How many of the lines below hold the word "JSON"? Answer only with the number.

=== EXCERPTED RECORDS ===

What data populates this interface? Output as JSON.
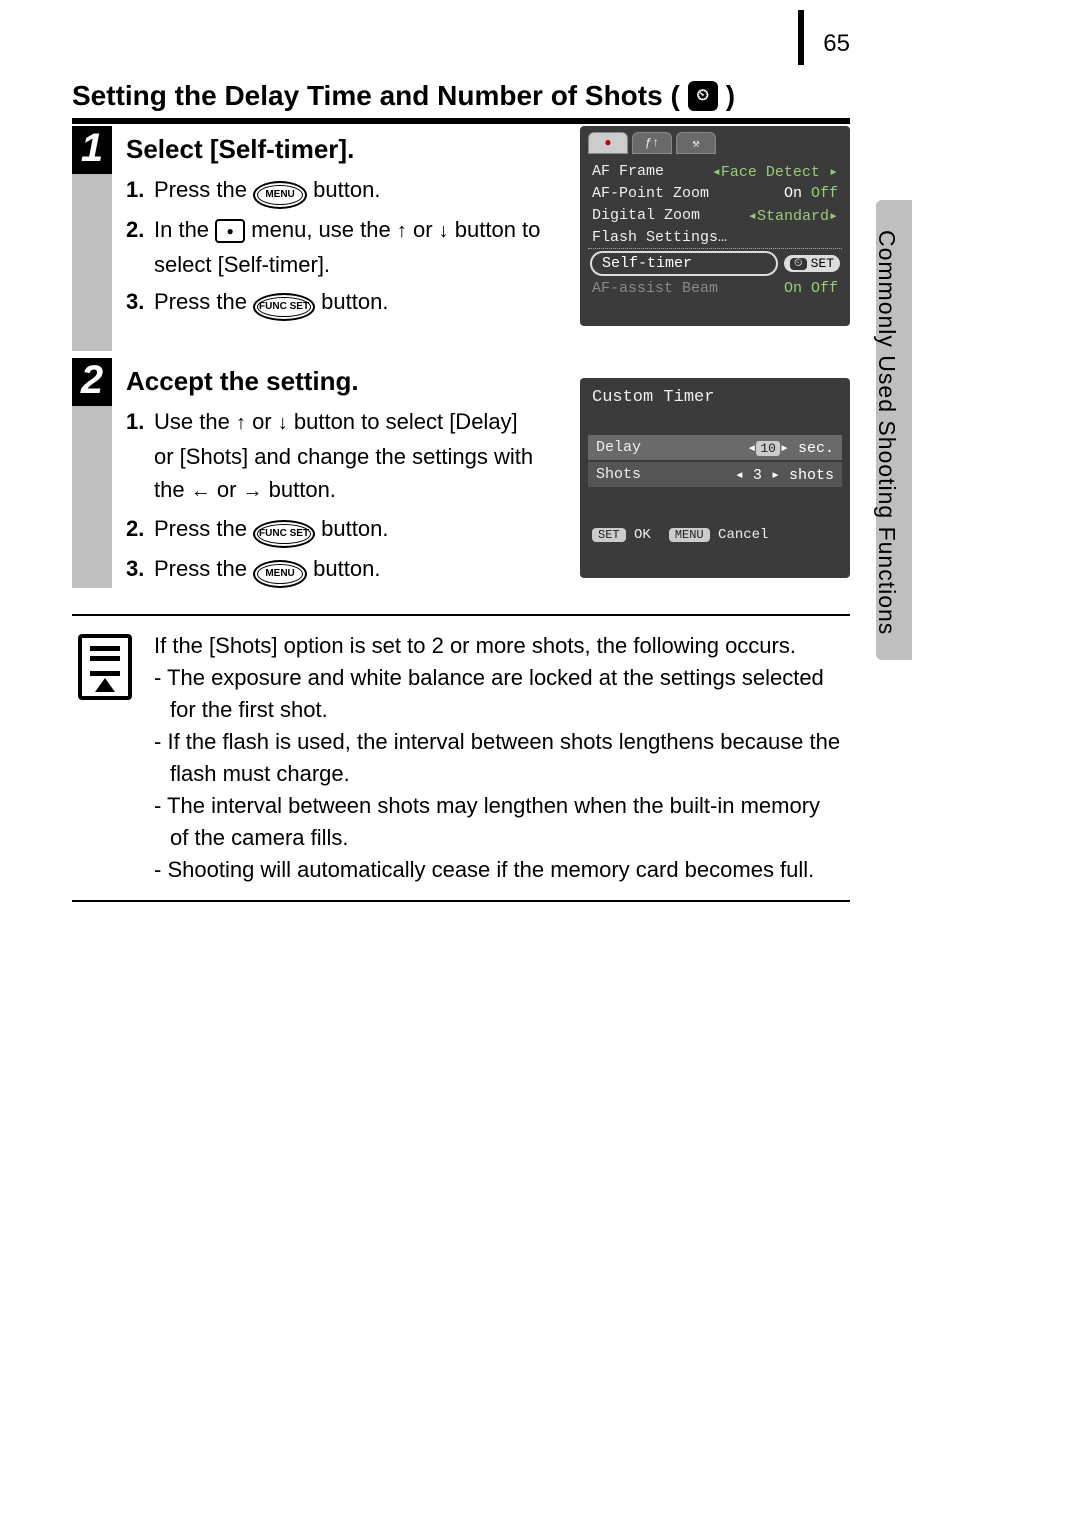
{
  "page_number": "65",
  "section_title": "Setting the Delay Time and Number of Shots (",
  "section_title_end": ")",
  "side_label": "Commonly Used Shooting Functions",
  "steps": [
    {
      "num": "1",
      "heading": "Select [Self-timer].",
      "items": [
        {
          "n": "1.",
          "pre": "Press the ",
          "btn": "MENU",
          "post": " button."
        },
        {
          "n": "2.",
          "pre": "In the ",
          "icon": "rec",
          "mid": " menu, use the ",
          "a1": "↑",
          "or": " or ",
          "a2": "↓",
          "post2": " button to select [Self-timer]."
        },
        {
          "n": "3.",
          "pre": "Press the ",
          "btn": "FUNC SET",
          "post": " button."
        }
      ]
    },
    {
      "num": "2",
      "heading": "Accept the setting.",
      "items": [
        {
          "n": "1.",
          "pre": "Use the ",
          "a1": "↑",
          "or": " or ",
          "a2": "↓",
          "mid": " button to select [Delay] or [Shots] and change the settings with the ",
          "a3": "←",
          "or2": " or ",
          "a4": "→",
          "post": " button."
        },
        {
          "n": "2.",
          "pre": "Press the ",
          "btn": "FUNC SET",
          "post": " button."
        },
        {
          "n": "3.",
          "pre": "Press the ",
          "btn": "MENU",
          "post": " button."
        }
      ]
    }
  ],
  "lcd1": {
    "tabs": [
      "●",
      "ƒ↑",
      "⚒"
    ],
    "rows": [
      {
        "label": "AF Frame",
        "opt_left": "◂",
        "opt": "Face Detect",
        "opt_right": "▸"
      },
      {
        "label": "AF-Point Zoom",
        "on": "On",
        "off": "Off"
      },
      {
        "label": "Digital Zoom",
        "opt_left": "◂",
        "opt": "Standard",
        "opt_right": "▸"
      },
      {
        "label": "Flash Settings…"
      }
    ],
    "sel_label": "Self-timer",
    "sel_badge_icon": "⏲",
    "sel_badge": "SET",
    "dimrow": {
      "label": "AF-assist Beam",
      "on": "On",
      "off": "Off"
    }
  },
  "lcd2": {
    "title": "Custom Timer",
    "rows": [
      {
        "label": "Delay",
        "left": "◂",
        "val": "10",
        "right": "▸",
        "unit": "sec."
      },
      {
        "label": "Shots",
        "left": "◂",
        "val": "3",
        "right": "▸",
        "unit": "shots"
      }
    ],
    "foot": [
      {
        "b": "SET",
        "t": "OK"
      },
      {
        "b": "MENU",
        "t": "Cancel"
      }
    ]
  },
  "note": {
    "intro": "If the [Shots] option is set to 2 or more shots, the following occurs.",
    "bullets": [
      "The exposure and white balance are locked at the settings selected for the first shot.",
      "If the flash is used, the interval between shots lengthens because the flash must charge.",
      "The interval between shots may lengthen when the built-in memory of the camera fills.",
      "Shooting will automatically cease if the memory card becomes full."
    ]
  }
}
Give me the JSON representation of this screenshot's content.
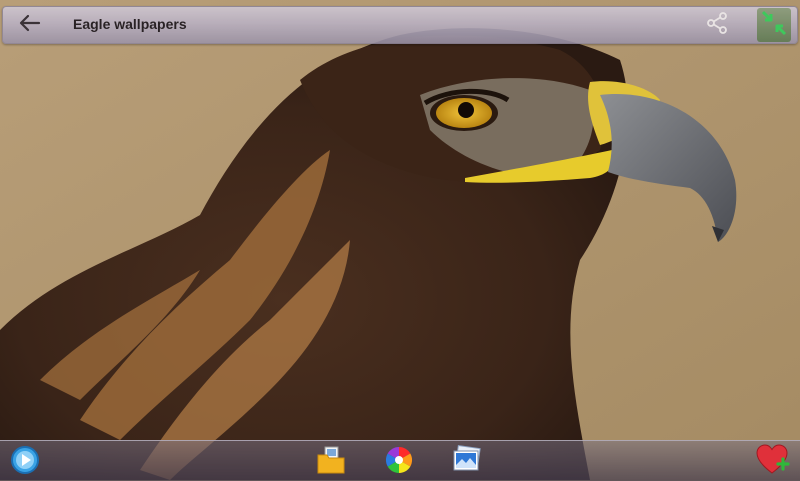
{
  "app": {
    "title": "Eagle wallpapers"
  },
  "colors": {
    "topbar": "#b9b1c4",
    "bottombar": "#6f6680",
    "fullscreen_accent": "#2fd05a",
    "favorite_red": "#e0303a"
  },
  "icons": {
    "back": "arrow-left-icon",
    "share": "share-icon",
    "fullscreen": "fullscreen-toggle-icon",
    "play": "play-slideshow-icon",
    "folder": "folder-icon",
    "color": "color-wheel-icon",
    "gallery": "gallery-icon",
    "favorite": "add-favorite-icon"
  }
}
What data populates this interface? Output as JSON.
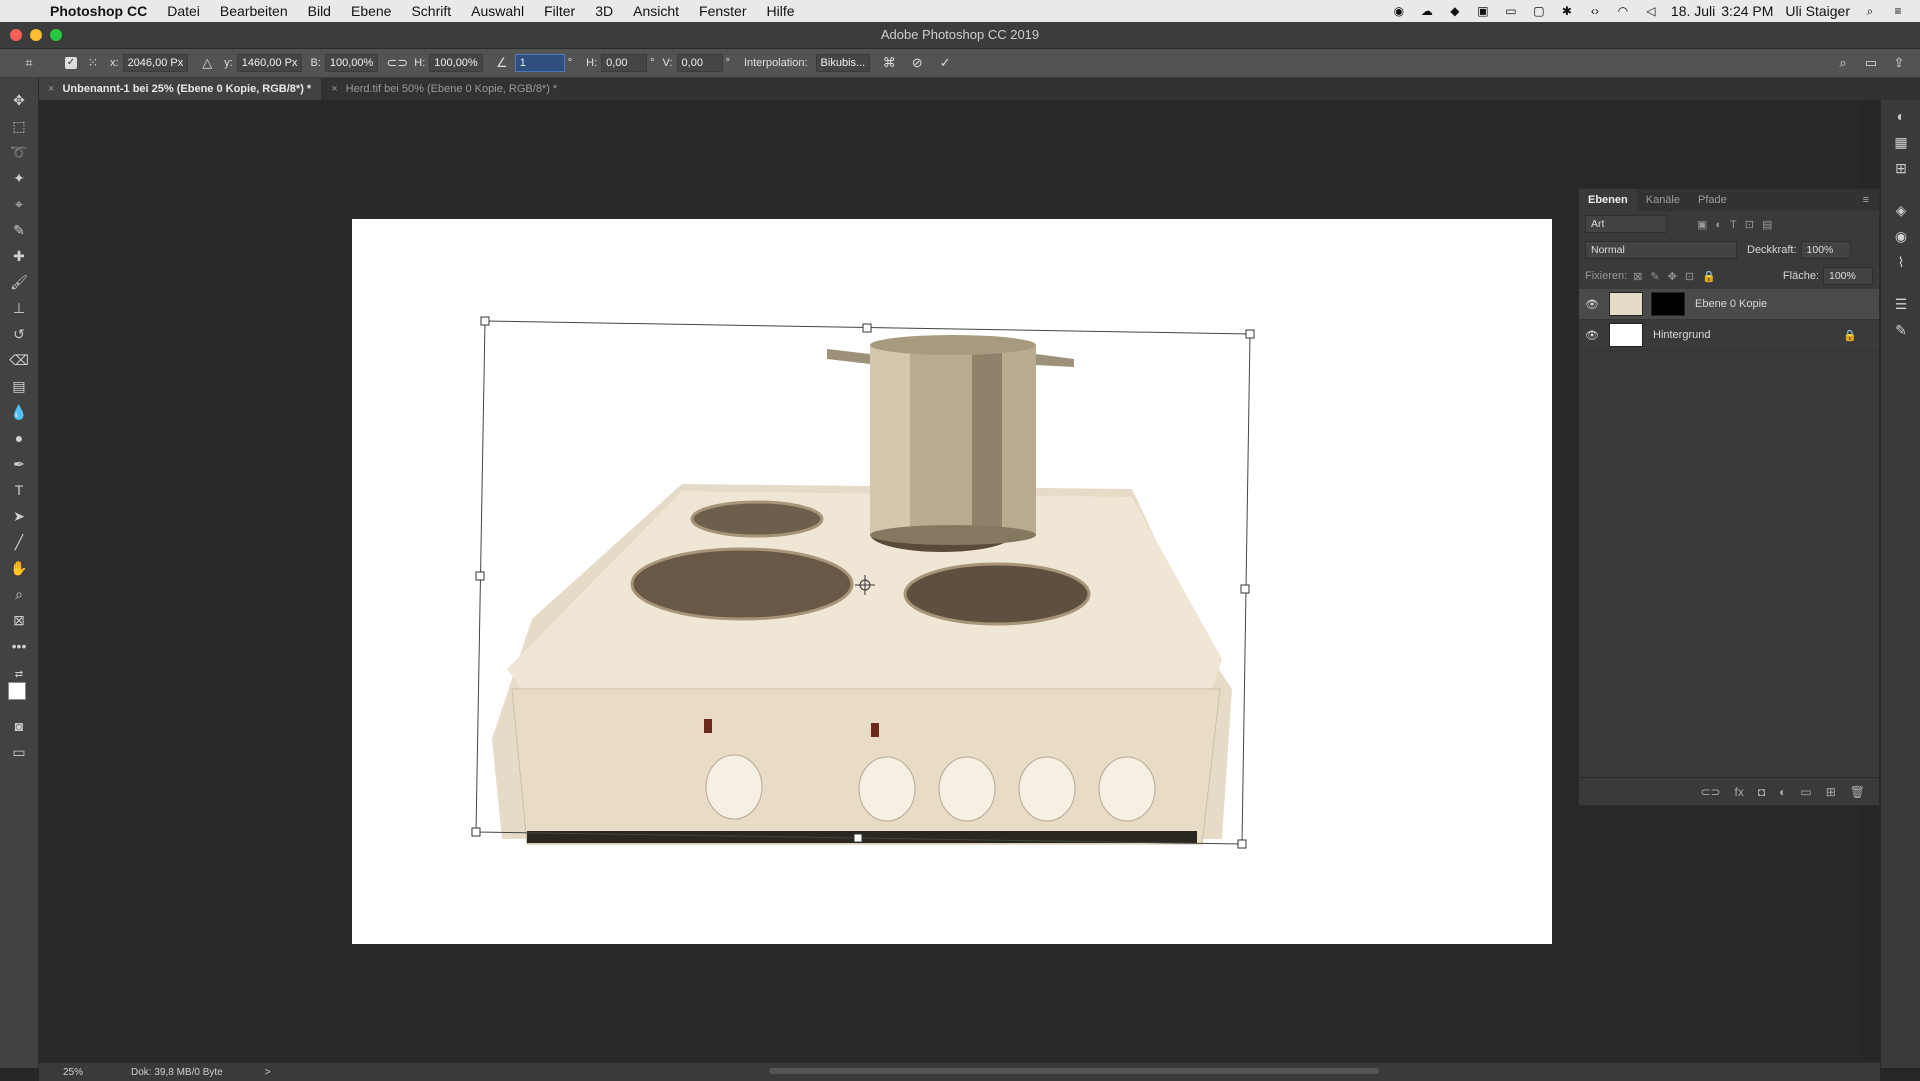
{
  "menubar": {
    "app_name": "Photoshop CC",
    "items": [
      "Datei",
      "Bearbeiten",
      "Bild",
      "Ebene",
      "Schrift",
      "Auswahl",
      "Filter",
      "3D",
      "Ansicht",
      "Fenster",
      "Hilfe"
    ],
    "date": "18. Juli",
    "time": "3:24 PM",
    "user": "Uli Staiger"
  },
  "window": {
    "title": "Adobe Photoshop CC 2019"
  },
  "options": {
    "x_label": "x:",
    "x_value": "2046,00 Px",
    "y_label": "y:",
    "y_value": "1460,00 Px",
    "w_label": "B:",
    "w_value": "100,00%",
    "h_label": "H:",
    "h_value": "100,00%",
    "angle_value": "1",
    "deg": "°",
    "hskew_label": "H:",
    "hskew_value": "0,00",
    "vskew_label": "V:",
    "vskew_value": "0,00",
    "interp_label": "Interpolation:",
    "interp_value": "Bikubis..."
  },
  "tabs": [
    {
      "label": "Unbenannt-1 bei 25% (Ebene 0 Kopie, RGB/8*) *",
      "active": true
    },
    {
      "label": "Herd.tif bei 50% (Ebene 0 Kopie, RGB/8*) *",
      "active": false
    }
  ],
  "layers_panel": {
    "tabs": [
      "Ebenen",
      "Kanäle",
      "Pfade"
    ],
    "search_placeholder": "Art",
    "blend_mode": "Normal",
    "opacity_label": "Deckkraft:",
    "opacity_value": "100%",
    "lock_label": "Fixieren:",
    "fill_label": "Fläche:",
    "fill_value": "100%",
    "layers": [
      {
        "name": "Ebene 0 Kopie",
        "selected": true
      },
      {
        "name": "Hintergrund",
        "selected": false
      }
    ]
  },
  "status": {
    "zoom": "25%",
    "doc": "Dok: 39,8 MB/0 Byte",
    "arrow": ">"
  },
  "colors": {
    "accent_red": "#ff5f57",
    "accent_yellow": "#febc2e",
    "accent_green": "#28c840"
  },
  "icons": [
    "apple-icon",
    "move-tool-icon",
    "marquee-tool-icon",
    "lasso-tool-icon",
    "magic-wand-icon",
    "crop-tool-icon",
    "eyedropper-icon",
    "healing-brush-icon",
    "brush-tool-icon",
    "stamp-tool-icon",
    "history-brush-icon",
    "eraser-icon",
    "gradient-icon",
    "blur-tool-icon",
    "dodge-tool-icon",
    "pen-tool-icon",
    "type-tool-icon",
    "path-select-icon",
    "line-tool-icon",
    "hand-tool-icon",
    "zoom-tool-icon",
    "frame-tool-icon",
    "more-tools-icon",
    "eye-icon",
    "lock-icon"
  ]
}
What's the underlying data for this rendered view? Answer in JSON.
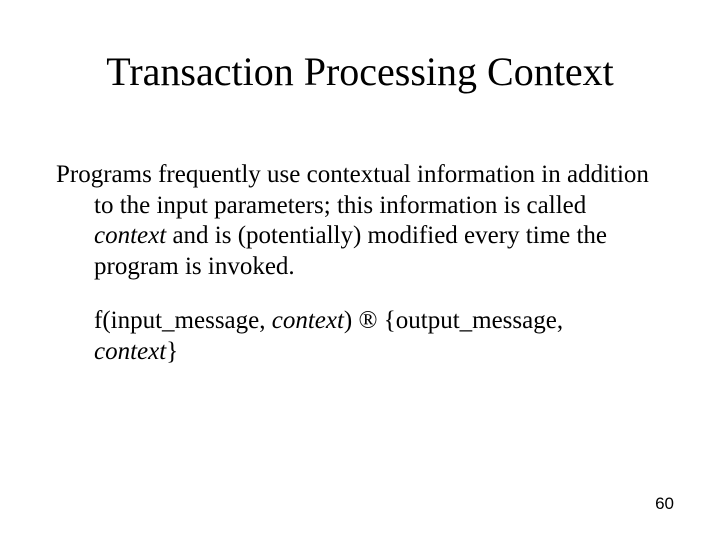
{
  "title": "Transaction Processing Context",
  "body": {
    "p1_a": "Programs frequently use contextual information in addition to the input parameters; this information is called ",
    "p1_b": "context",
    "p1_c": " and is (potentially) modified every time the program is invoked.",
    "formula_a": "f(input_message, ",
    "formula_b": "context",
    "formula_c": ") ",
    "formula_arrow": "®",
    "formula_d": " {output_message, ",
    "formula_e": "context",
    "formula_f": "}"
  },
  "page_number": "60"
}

===

§ TASK RESULT: 4